=== Records for the exercise ===

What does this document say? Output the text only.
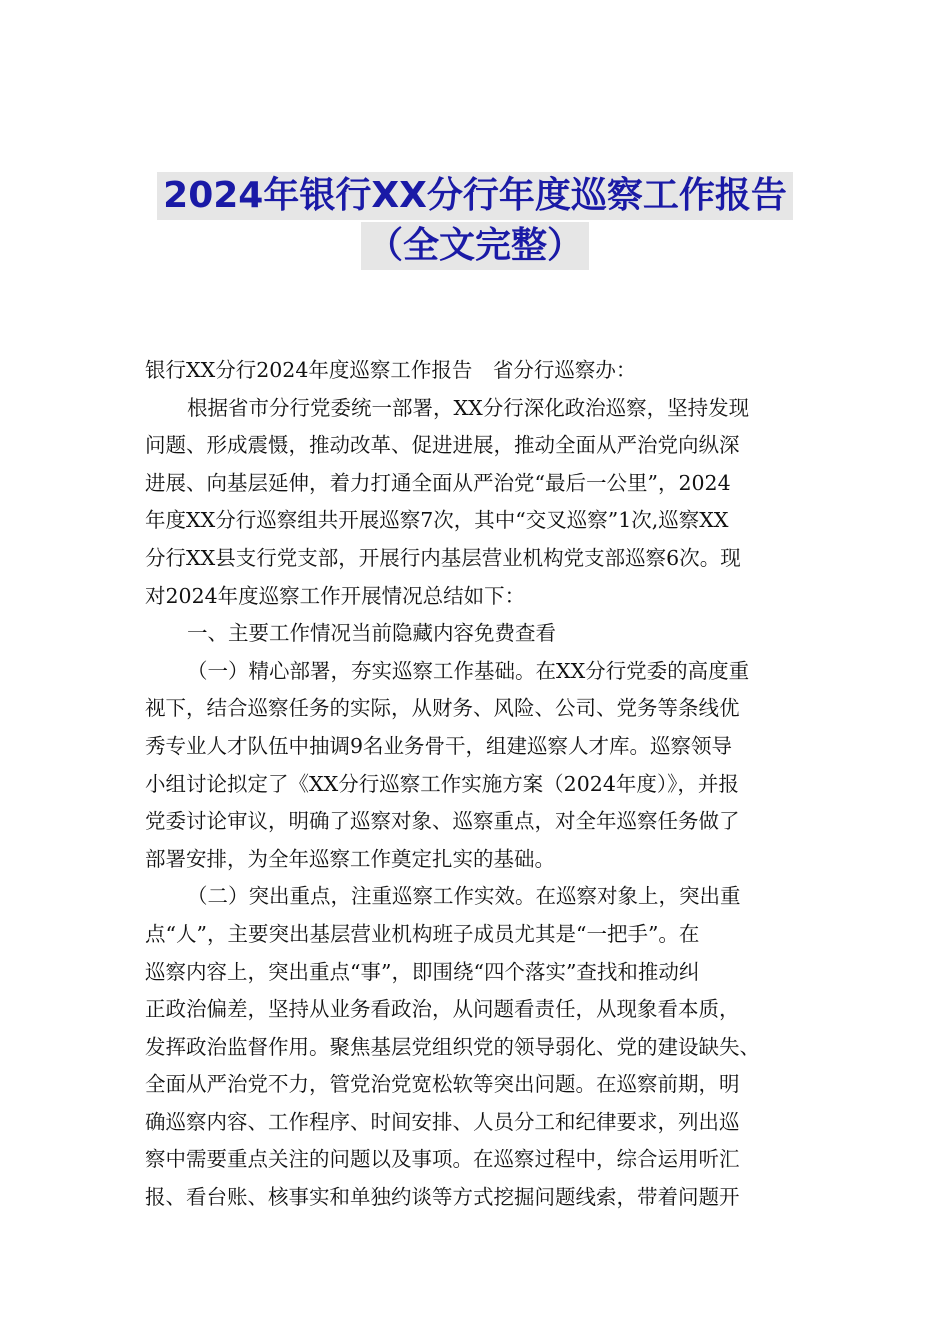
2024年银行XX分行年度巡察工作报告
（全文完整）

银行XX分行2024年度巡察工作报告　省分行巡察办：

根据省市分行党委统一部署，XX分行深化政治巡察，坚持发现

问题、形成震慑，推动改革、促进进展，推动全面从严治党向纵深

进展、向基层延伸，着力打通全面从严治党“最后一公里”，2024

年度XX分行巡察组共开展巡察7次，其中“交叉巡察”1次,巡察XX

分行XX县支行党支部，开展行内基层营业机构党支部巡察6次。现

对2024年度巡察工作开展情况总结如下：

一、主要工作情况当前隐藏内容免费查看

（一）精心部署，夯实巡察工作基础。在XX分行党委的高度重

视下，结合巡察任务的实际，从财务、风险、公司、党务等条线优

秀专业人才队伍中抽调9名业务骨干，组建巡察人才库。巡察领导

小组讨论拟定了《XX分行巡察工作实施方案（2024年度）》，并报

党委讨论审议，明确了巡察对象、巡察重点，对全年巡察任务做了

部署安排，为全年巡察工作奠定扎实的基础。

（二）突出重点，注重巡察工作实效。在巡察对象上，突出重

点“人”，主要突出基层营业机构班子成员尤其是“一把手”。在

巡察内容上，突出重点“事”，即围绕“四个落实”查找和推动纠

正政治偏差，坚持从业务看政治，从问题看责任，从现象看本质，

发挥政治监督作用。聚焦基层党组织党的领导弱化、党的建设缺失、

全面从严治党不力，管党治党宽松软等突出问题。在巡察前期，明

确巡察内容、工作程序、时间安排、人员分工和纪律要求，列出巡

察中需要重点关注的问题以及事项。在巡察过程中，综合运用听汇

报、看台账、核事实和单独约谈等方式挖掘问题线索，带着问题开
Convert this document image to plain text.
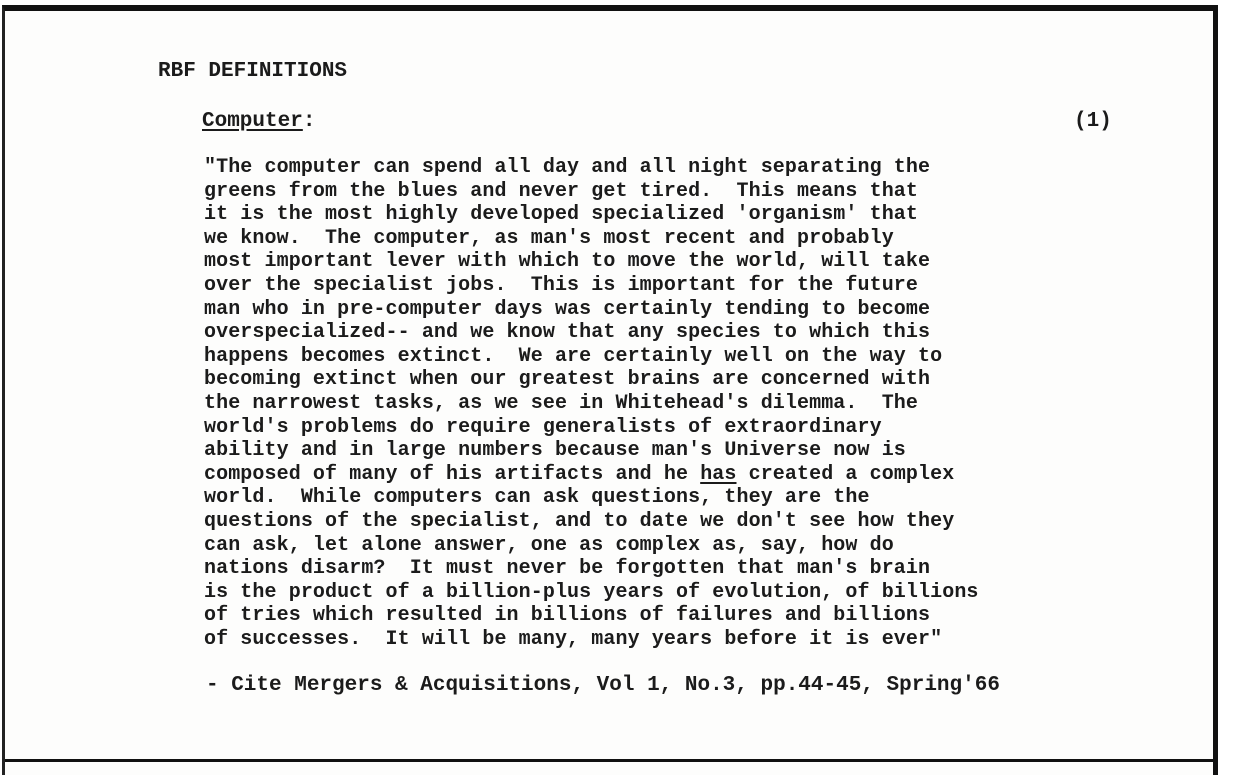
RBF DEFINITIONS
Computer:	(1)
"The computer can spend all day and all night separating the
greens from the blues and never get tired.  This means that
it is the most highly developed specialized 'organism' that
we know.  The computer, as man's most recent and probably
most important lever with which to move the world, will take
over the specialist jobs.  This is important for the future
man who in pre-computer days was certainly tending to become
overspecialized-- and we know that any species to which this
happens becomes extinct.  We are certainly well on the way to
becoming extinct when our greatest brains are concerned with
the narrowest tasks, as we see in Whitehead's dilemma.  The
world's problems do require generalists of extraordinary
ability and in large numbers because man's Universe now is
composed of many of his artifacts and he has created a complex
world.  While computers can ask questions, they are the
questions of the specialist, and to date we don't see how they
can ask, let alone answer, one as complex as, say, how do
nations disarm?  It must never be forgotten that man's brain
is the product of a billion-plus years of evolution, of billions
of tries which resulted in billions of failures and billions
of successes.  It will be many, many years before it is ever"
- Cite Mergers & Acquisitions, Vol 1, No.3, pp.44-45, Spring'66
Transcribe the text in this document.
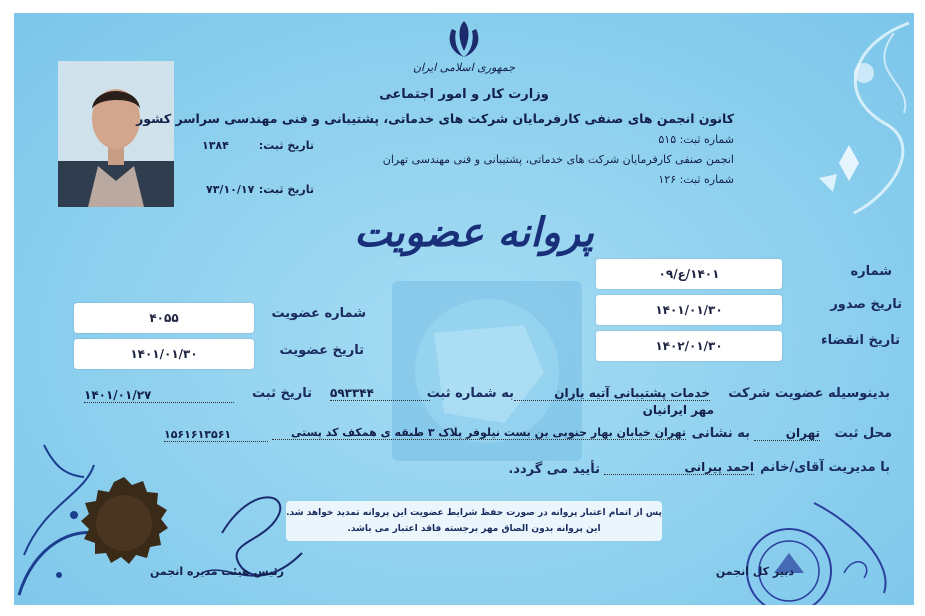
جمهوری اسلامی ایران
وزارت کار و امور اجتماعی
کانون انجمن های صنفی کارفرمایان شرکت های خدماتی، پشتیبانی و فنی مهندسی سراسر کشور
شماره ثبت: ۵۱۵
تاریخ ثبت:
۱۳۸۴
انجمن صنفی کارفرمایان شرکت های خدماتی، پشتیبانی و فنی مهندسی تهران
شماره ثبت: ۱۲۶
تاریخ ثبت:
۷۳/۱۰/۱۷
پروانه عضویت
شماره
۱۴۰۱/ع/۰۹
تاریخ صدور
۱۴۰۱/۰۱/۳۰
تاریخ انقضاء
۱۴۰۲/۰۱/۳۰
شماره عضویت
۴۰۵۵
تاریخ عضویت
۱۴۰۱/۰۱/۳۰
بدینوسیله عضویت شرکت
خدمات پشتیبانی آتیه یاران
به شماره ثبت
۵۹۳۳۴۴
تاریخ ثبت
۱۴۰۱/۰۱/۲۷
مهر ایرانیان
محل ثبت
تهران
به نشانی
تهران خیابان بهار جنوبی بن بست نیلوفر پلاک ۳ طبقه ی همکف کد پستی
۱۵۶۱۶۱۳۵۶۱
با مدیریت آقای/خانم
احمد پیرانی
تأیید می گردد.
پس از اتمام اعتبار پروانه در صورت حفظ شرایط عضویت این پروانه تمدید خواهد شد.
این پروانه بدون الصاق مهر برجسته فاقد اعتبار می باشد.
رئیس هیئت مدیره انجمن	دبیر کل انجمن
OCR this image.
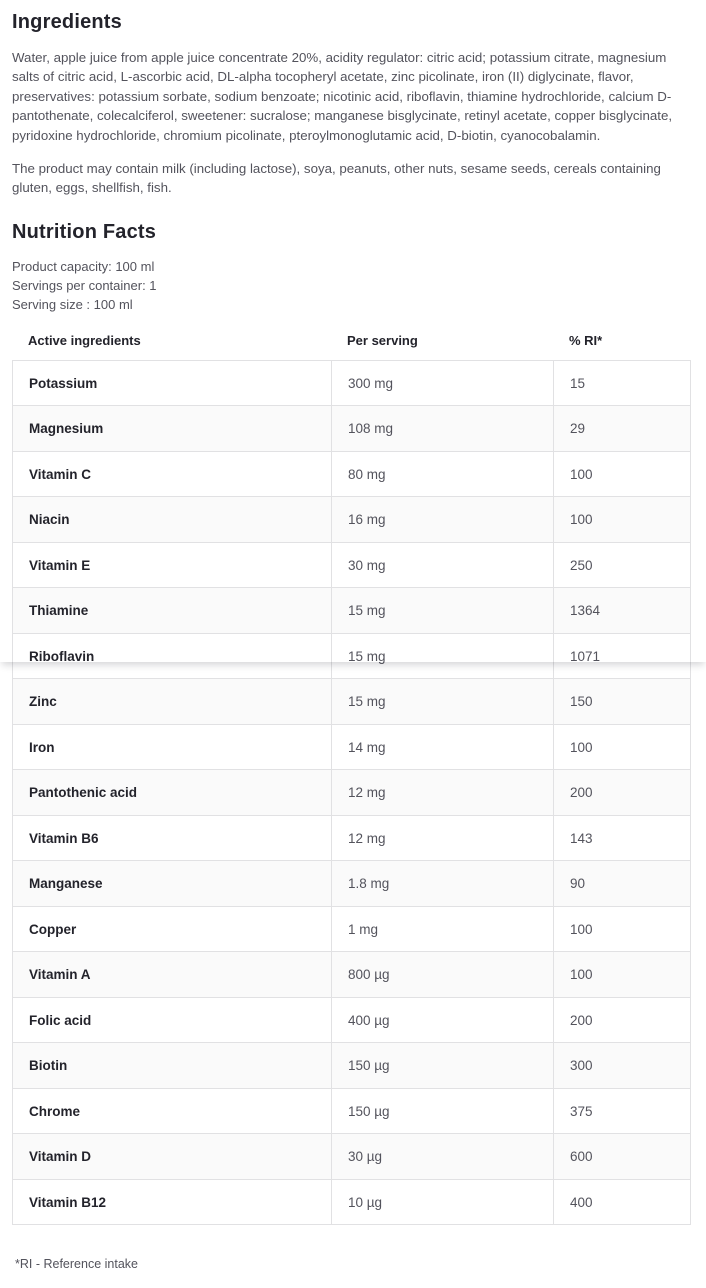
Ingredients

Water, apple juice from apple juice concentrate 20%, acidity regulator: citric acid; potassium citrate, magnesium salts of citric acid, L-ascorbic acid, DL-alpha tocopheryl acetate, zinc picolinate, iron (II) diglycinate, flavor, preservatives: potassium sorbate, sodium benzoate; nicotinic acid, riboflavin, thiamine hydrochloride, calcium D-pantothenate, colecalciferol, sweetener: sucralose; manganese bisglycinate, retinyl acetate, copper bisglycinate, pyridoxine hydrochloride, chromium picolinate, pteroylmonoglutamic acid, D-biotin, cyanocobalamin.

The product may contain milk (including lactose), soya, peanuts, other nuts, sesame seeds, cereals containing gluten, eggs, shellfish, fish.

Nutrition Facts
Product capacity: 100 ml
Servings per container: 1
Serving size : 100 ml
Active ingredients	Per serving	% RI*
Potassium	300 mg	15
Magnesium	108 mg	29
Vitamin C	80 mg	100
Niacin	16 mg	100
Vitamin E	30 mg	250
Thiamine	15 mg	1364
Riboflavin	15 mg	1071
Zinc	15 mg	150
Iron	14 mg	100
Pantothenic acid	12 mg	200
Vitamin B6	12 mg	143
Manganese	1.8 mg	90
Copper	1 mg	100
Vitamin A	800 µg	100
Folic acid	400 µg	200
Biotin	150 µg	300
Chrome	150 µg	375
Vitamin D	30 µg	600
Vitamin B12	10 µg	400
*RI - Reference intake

===

To do:
Make an exact copy of every entry above, minus the images.

Result:
What does this document say? Output the text only.
2024年银行XX分行年度巡察工作报告
（全文完整）

银行XX分行2024年度巡察工作报告　省分行巡察办：

根据省市分行党委统一部署，XX分行深化政治巡察，坚持发现

问题、形成震慑，推动改革、促进进展，推动全面从严治党向纵深

进展、向基层延伸，着力打通全面从严治党“最后一公里”，2024

年度XX分行巡察组共开展巡察7次，其中“交叉巡察”1次,巡察XX

分行XX县支行党支部，开展行内基层营业机构党支部巡察6次。现

对2024年度巡察工作开展情况总结如下：

一、主要工作情况当前隐藏内容免费查看

（一）精心部署，夯实巡察工作基础。在XX分行党委的高度重

视下，结合巡察任务的实际，从财务、风险、公司、党务等条线优

秀专业人才队伍中抽调9名业务骨干，组建巡察人才库。巡察领导

小组讨论拟定了《XX分行巡察工作实施方案（2024年度）》，并报

党委讨论审议，明确了巡察对象、巡察重点，对全年巡察任务做了

部署安排，为全年巡察工作奠定扎实的基础。

（二）突出重点，注重巡察工作实效。在巡察对象上，突出重

点“人”，主要突出基层营业机构班子成员尤其是“一把手”。在

巡察内容上，突出重点“事”，即围绕“四个落实”查找和推动纠

正政治偏差，坚持从业务看政治，从问题看责任，从现象看本质，

发挥政治监督作用。聚焦基层党组织党的领导弱化、党的建设缺失、

全面从严治党不力，管党治党宽松软等突出问题。在巡察前期，明

确巡察内容、工作程序、时间安排、人员分工和纪律要求，列出巡

察中需要重点关注的问题以及事项。在巡察过程中，综合运用听汇

报、看台账、核事实和单独约谈等方式挖掘问题线索，带着问题开
Convert this document image to plain text.
RBF DEFINITIONS
Computer:	(1)
"The computer can spend all day and all night separating the
greens from the blues and never get tired.  This means that
it is the most highly developed specialized 'organism' that
we know.  The computer, as man's most recent and probably
most important lever with which to move the world, will take
over the specialist jobs.  This is important for the future
man who in pre-computer days was certainly tending to become
overspecialized-- and we know that any species to which this
happens becomes extinct.  We are certainly well on the way to
becoming extinct when our greatest brains are concerned with
the narrowest tasks, as we see in Whitehead's dilemma.  The
world's problems do require generalists of extraordinary
ability and in large numbers because man's Universe now is
composed of many of his artifacts and he has created a complex
world.  While computers can ask questions, they are the
questions of the specialist, and to date we don't see how they
can ask, let alone answer, one as complex as, say, how do
nations disarm?  It must never be forgotten that man's brain
is the product of a billion-plus years of evolution, of billions
of tries which resulted in billions of failures and billions
of successes.  It will be many, many years before it is ever"
- Cite Mergers & Acquisitions, Vol 1, No.3, pp.44-45, Spring'66
Transcribe the text in this document.
جمهوری اسلامی ایران
وزارت کار و امور اجتماعی
کانون انجمن های صنفی کارفرمایان شرکت های خدماتی، پشتیبانی و فنی مهندسی سراسر کشور
شماره ثبت: ۵۱۵
تاریخ ثبت:
۱۳۸۴
انجمن صنفی کارفرمایان شرکت های خدماتی، پشتیبانی و فنی مهندسی تهران
شماره ثبت: ۱۲۶
تاریخ ثبت:
۷۳/۱۰/۱۷
پروانه عضویت
شماره
۱۴۰۱/ع/۰۹
تاریخ صدور
۱۴۰۱/۰۱/۳۰
تاریخ انقضاء
۱۴۰۲/۰۱/۳۰
شماره عضویت
۴۰۵۵
تاریخ عضویت
۱۴۰۱/۰۱/۳۰
بدینوسیله عضویت شرکت
خدمات پشتیبانی آتیه یاران
به شماره ثبت
۵۹۳۳۴۴
تاریخ ثبت
۱۴۰۱/۰۱/۲۷
مهر ایرانیان
محل ثبت
تهران
به نشانی
تهران خیابان بهار جنوبی بن بست نیلوفر پلاک ۳ طبقه ی همکف کد پستی
۱۵۶۱۶۱۳۵۶۱
با مدیریت آقای/خانم
احمد پیرانی
تأیید می گردد.
پس از اتمام اعتبار پروانه در صورت حفظ شرایط عضویت این پروانه تمدید خواهد شد.
این پروانه بدون الصاق مهر برجسته فاقد اعتبار می باشد.
رئیس هیئت مدیره انجمن	دبیر کل انجمن
OCR this image.
Ingredients

Water, apple juice from apple juice concentrate 20%, acidity regulator: citric acid; potassium citrate, magnesium salts of citric acid, L-ascorbic acid, DL-alpha tocopheryl acetate, zinc picolinate, iron (II) diglycinate, flavor, preservatives: potassium sorbate, sodium benzoate; nicotinic acid, riboflavin, thiamine hydrochloride, calcium D-pantothenate, colecalciferol, sweetener: sucralose; manganese bisglycinate, retinyl acetate, copper bisglycinate, pyridoxine hydrochloride, chromium picolinate, pteroylmonoglutamic acid, D-biotin, cyanocobalamin.

The product may contain milk (including lactose), soya, peanuts, other nuts, sesame seeds, cereals containing gluten, eggs, shellfish, fish.

Nutrition Facts
Product capacity: 100 ml
Servings per container: 1
Serving size : 100 ml
Active ingredients	Per serving	% RI*
Potassium	300 mg	15
Magnesium	108 mg	29
Vitamin C	80 mg	100
Niacin	16 mg	100
Vitamin E	30 mg	250
Thiamine	15 mg	1364
Riboflavin	15 mg	1071
Zinc	15 mg	150
Iron	14 mg	100
Pantothenic acid	12 mg	200
Vitamin B6	12 mg	143
Manganese	1.8 mg	90
Copper	1 mg	100
Vitamin A	800 µg	100
Folic acid	400 µg	200
Biotin	150 µg	300
Chrome	150 µg	375
Vitamin D	30 µg	600
Vitamin B12	10 µg	400
*RI - Reference intake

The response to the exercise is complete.